* What you need to do *
Print the records below exactly as they appear.

* Material shown *
— BEGIN —
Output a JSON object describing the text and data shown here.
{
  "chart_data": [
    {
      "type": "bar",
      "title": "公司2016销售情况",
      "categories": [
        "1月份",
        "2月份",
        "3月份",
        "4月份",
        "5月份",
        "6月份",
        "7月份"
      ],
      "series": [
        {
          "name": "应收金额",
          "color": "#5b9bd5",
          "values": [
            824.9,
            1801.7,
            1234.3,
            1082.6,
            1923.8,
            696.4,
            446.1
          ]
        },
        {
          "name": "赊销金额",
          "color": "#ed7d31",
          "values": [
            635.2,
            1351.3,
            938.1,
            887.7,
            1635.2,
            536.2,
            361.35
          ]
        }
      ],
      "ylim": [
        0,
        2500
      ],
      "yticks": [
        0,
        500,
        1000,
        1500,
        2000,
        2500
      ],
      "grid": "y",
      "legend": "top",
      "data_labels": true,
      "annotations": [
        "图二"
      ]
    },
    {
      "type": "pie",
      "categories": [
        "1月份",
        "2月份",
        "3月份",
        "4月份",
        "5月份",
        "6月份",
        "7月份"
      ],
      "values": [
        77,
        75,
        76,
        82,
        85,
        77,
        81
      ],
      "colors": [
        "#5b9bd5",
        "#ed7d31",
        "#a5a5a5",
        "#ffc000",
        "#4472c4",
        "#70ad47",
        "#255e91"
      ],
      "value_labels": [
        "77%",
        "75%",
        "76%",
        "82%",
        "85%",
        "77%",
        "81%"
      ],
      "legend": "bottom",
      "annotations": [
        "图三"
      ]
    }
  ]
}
— END —
* Exercise result *
Output a JSON object describing the text and data shown here.
{
  "chart_data": [
    {
      "type": "bar",
      "title": "公司2016销售情况",
      "categories": [
        "1月份",
        "2月份",
        "3月份",
        "4月份",
        "5月份",
        "6月份",
        "7月份"
      ],
      "series": [
        {
          "name": "应收金额",
          "color": "#5b9bd5",
          "values": [
            824.9,
            1801.7,
            1234.3,
            1082.6,
            1923.8,
            696.4,
            446.1
          ]
        },
        {
          "name": "赊销金额",
          "color": "#ed7d31",
          "values": [
            635.2,
            1351.3,
            938.1,
            887.7,
            1635.2,
            536.2,
            361.35
          ]
        }
      ],
      "ylim": [
        0,
        2500
      ],
      "yticks": [
        0,
        500,
        1000,
        1500,
        2000,
        2500
      ],
      "grid": "y",
      "legend": "top",
      "data_labels": true,
      "annotations": [
        "图二"
      ]
    },
    {
      "type": "pie",
      "categories": [
        "1月份",
        "2月份",
        "3月份",
        "4月份",
        "5月份",
        "6月份",
        "7月份"
      ],
      "values": [
        77,
        75,
        76,
        82,
        85,
        77,
        81
      ],
      "colors": [
        "#5b9bd5",
        "#ed7d31",
        "#a5a5a5",
        "#ffc000",
        "#4472c4",
        "#70ad47",
        "#255e91"
      ],
      "value_labels": [
        "77%",
        "75%",
        "76%",
        "82%",
        "85%",
        "77%",
        "81%"
      ],
      "legend": "bottom",
      "annotations": [
        "图三"
      ]
    }
  ]
}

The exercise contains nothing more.